DIRECTION:
Which lines hold the word "Побе"? Copy each one.

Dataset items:
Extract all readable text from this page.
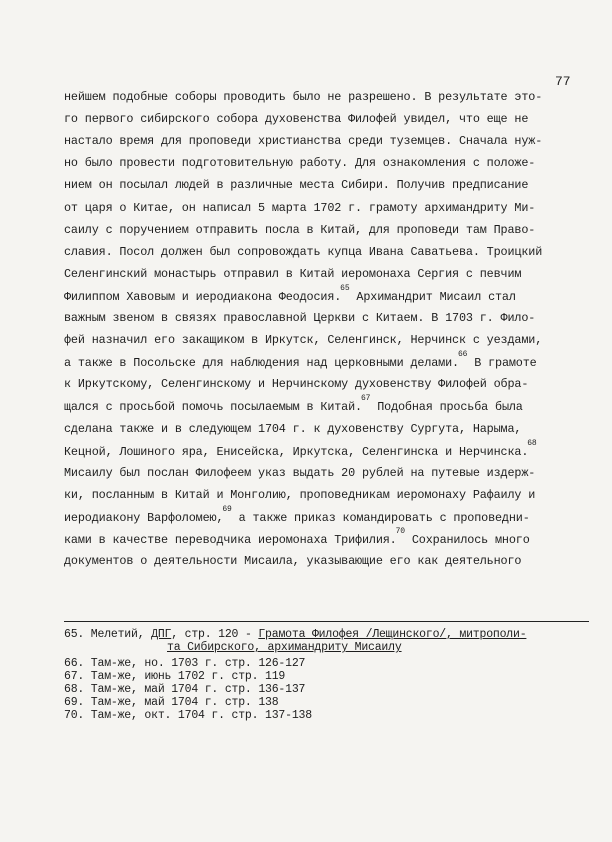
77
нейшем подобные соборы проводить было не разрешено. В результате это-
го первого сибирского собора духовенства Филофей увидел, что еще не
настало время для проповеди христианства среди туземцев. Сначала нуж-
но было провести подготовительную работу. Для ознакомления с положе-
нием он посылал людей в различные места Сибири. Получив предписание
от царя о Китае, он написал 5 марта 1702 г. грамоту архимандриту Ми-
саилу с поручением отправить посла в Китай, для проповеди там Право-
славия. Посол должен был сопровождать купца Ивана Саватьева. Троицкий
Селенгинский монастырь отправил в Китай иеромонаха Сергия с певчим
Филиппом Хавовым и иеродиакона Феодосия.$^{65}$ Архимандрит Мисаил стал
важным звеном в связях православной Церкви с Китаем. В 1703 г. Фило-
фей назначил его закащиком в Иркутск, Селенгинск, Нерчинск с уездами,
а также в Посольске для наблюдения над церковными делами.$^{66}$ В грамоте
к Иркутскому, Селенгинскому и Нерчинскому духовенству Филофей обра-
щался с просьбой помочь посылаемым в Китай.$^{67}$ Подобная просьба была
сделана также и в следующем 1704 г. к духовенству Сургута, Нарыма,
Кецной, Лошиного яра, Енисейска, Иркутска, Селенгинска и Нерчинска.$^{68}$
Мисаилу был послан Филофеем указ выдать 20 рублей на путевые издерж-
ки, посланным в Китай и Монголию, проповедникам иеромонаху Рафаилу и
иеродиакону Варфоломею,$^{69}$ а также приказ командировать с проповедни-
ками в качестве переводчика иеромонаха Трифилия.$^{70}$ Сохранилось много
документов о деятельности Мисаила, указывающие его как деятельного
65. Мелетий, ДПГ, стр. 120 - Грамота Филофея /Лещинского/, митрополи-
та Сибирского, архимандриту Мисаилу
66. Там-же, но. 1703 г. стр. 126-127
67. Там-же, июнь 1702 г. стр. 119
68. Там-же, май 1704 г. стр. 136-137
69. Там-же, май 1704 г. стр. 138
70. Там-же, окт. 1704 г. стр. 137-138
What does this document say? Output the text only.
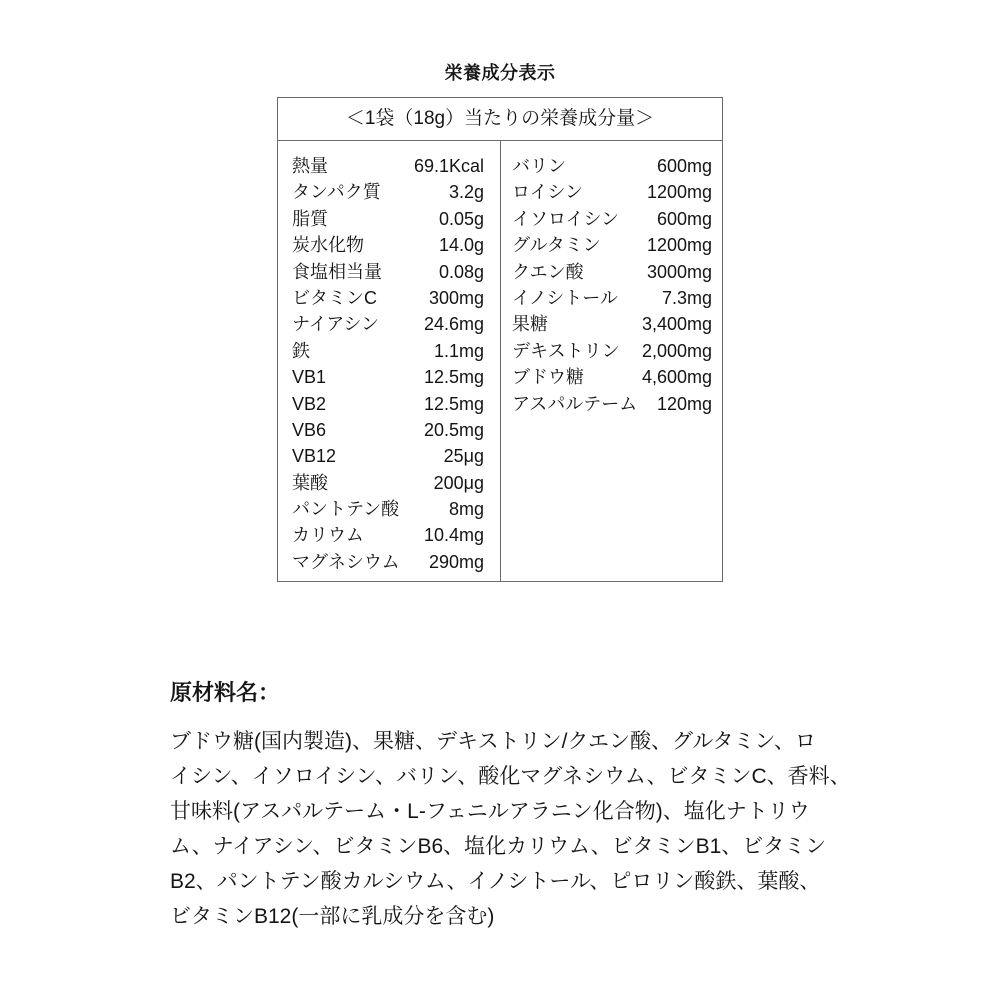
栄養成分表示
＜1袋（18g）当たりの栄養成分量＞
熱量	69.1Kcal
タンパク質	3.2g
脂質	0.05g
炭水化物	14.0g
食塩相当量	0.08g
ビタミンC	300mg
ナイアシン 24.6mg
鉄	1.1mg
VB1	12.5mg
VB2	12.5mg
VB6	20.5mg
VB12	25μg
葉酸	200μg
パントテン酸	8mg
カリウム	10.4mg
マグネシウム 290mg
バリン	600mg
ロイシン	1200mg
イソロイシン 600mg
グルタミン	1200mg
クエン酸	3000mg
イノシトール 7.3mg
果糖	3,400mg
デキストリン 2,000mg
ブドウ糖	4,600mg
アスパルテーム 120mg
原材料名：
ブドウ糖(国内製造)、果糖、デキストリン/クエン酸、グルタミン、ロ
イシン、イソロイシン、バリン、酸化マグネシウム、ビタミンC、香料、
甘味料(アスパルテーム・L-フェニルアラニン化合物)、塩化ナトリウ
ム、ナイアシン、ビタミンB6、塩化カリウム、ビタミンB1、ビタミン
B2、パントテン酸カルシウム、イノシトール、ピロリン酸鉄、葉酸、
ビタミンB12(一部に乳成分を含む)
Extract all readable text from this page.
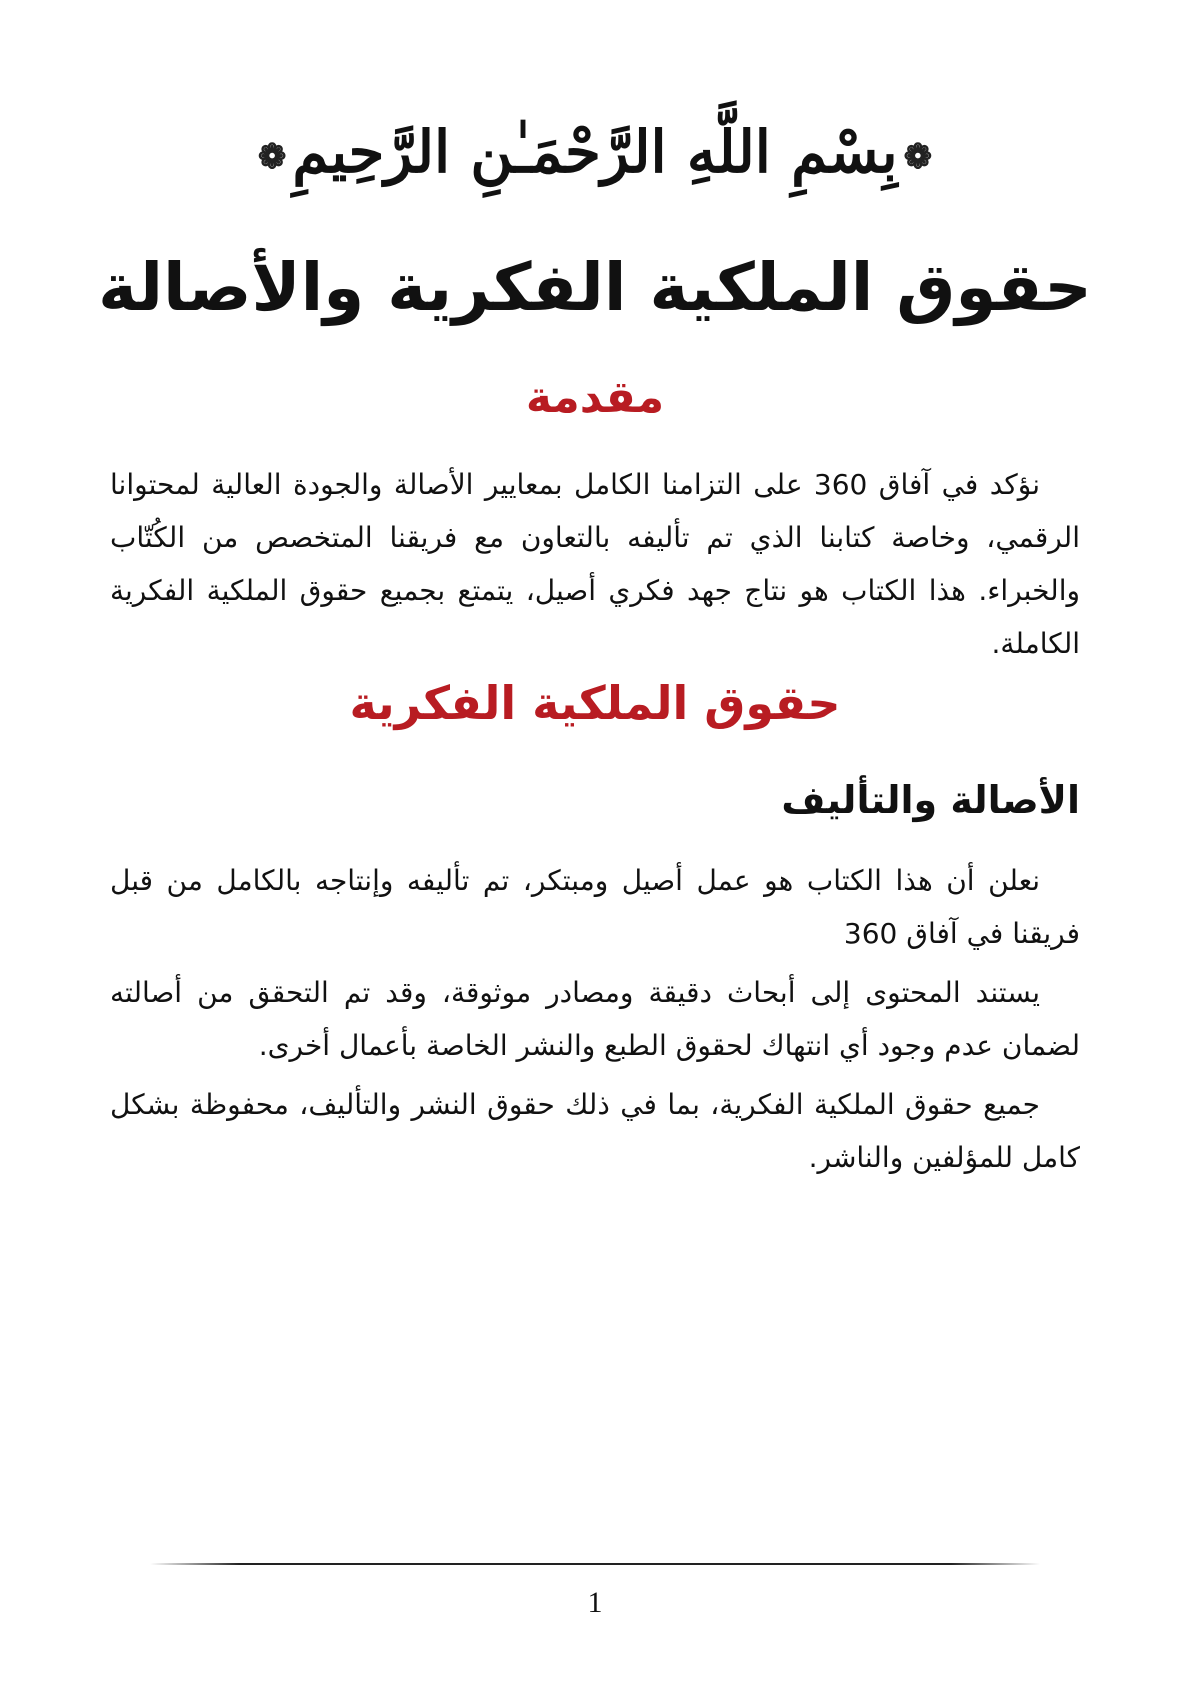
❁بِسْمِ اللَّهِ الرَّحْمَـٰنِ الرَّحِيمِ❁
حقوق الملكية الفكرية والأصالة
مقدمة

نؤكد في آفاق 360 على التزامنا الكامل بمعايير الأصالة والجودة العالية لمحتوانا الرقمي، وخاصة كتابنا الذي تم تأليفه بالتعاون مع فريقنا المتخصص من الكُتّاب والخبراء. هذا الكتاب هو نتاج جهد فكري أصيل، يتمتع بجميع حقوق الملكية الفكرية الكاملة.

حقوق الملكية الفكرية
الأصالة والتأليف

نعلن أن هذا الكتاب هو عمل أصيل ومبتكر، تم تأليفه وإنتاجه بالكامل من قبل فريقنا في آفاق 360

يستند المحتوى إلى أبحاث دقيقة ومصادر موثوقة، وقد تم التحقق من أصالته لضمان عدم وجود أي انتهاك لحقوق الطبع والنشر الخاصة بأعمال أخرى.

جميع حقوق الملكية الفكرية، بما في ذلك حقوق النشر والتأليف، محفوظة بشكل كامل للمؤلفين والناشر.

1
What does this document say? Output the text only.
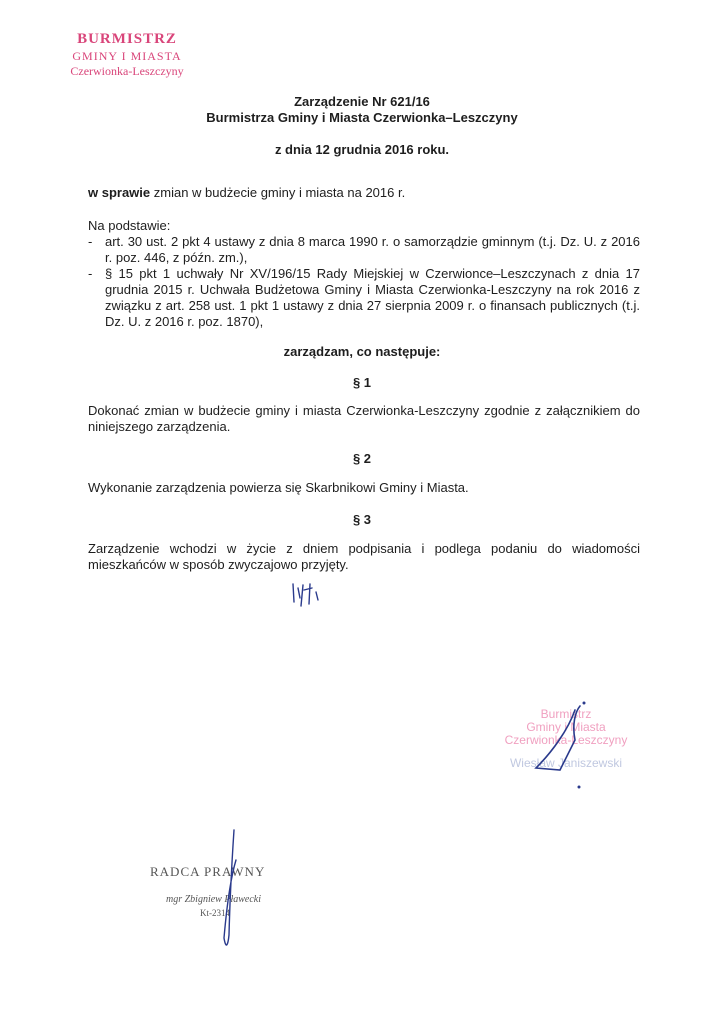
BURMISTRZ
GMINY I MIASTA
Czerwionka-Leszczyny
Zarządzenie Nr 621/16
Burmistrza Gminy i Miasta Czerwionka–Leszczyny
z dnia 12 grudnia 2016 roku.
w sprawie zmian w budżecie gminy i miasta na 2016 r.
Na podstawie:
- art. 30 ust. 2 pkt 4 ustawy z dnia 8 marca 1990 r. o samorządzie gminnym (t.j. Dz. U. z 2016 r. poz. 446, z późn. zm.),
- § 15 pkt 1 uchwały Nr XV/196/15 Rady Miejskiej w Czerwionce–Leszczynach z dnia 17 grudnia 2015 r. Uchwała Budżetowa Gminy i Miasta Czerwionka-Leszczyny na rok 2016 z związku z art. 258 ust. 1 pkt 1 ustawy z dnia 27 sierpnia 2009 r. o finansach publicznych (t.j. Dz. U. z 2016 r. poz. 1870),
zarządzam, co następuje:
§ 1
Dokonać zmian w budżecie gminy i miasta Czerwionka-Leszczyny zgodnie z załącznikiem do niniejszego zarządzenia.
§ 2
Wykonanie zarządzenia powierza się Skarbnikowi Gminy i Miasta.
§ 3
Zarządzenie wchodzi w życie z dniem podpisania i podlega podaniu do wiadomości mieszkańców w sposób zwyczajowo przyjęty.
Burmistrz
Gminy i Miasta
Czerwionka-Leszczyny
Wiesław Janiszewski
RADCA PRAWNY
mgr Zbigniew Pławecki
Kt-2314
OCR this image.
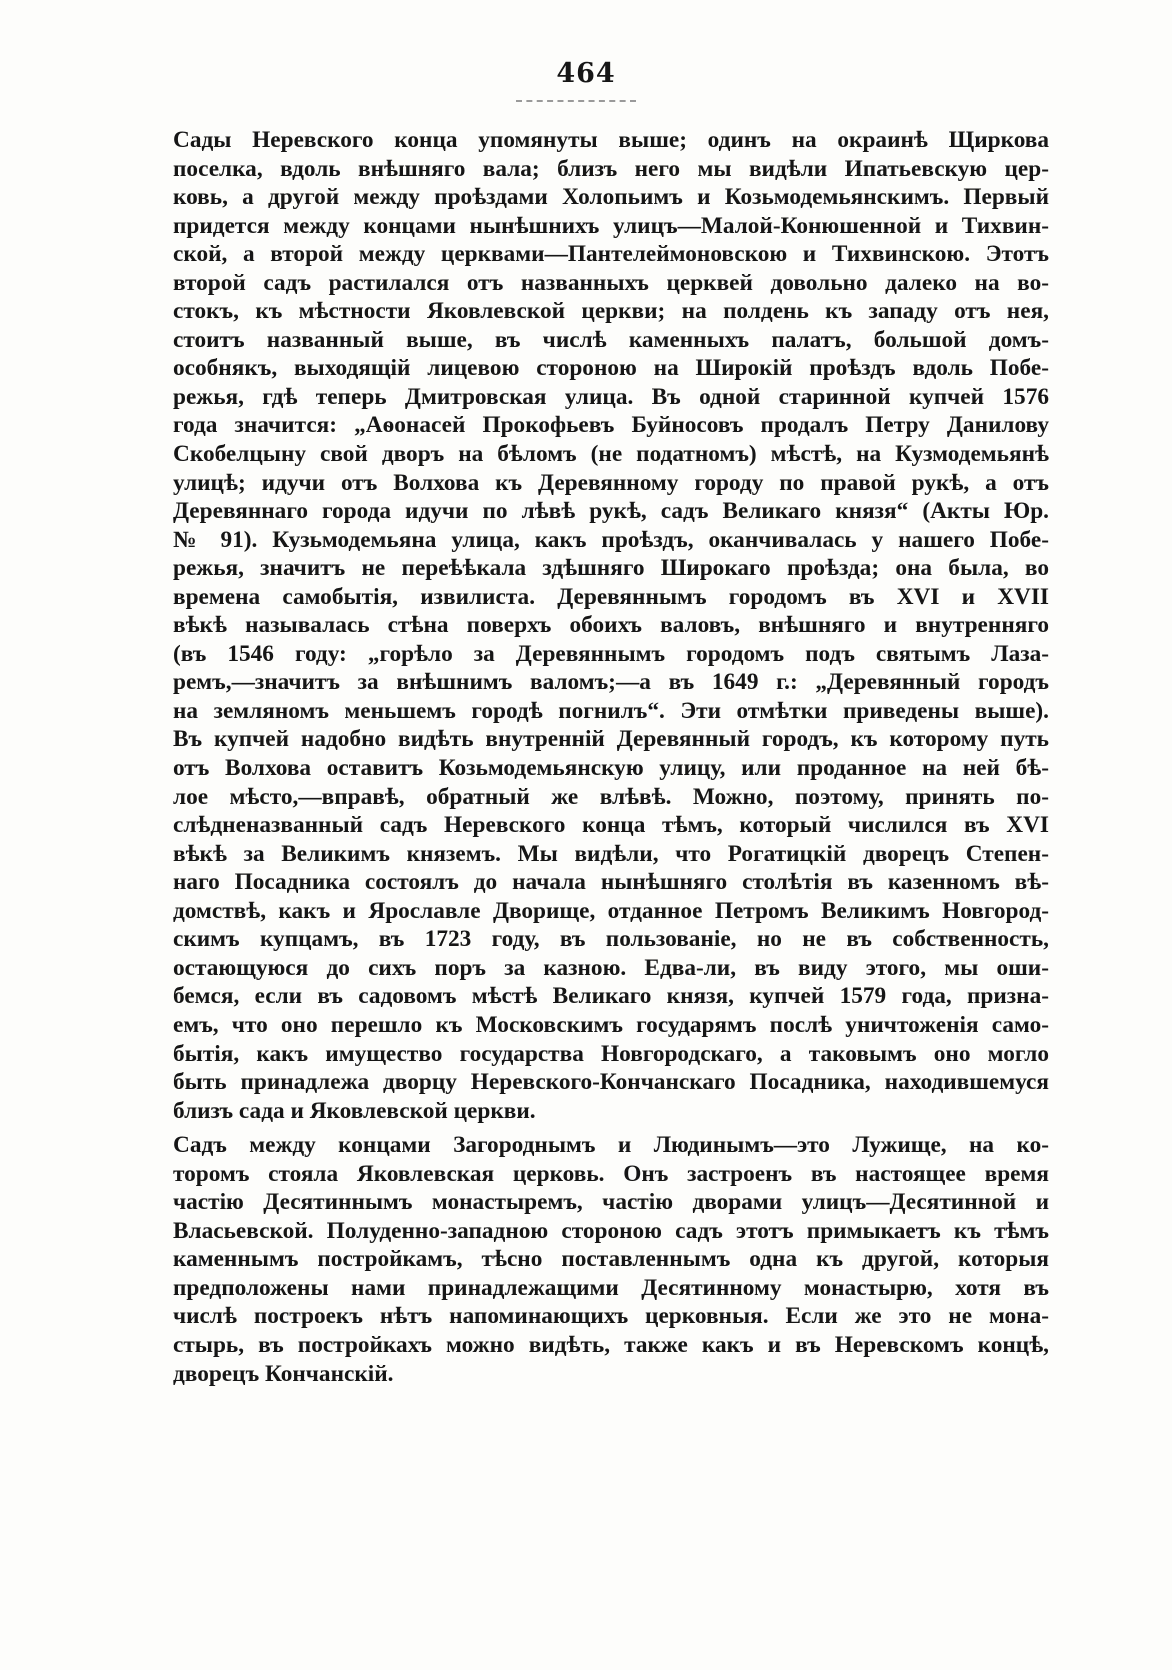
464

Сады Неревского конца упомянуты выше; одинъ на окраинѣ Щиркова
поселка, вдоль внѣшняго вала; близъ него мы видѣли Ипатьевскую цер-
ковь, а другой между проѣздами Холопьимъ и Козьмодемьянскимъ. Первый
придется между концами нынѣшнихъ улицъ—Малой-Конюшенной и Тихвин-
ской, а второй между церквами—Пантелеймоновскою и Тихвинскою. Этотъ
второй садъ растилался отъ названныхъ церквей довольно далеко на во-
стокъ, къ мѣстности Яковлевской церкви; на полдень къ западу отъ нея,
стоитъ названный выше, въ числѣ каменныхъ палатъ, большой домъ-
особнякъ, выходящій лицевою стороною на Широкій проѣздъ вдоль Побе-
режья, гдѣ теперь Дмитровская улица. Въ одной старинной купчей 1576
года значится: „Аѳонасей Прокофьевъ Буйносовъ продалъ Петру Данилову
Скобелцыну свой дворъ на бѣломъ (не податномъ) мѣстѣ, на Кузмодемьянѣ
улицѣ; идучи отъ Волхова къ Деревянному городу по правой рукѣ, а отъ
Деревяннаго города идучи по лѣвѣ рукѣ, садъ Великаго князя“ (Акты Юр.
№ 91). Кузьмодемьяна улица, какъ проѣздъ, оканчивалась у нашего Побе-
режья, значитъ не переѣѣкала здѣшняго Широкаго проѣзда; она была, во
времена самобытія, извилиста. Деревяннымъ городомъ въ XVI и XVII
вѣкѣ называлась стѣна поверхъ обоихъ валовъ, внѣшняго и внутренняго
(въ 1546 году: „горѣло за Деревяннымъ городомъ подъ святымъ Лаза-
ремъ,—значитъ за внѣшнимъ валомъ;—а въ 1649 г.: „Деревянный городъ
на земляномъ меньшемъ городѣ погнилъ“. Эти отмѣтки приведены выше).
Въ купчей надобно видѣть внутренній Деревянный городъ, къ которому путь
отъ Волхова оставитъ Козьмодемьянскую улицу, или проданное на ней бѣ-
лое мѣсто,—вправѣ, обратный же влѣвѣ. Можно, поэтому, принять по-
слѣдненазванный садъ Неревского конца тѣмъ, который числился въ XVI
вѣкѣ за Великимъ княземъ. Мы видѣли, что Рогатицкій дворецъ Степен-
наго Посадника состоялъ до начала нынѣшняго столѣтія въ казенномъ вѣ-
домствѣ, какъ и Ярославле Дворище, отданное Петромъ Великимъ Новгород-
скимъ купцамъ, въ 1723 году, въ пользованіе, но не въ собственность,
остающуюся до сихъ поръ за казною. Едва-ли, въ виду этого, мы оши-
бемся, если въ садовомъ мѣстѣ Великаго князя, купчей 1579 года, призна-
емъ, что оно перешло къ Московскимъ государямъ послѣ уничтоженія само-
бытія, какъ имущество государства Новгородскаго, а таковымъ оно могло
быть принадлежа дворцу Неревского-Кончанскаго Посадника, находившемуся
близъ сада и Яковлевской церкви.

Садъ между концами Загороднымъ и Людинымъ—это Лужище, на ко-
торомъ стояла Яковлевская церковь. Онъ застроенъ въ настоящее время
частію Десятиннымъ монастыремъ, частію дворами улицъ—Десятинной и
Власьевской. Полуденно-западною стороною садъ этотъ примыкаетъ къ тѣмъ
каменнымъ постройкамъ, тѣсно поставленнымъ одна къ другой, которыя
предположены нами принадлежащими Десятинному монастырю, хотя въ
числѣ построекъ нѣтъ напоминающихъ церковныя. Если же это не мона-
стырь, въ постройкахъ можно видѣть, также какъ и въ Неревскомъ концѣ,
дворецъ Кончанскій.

SOLUTION FOR THIS TASK:
особнякъ, выходящій лицевою стороною на Широкій проѣздъ вдоль Побе-
№ 91). Кузьмодемьяна улица, какъ проѣздъ, оканчивалась у нашего Побе-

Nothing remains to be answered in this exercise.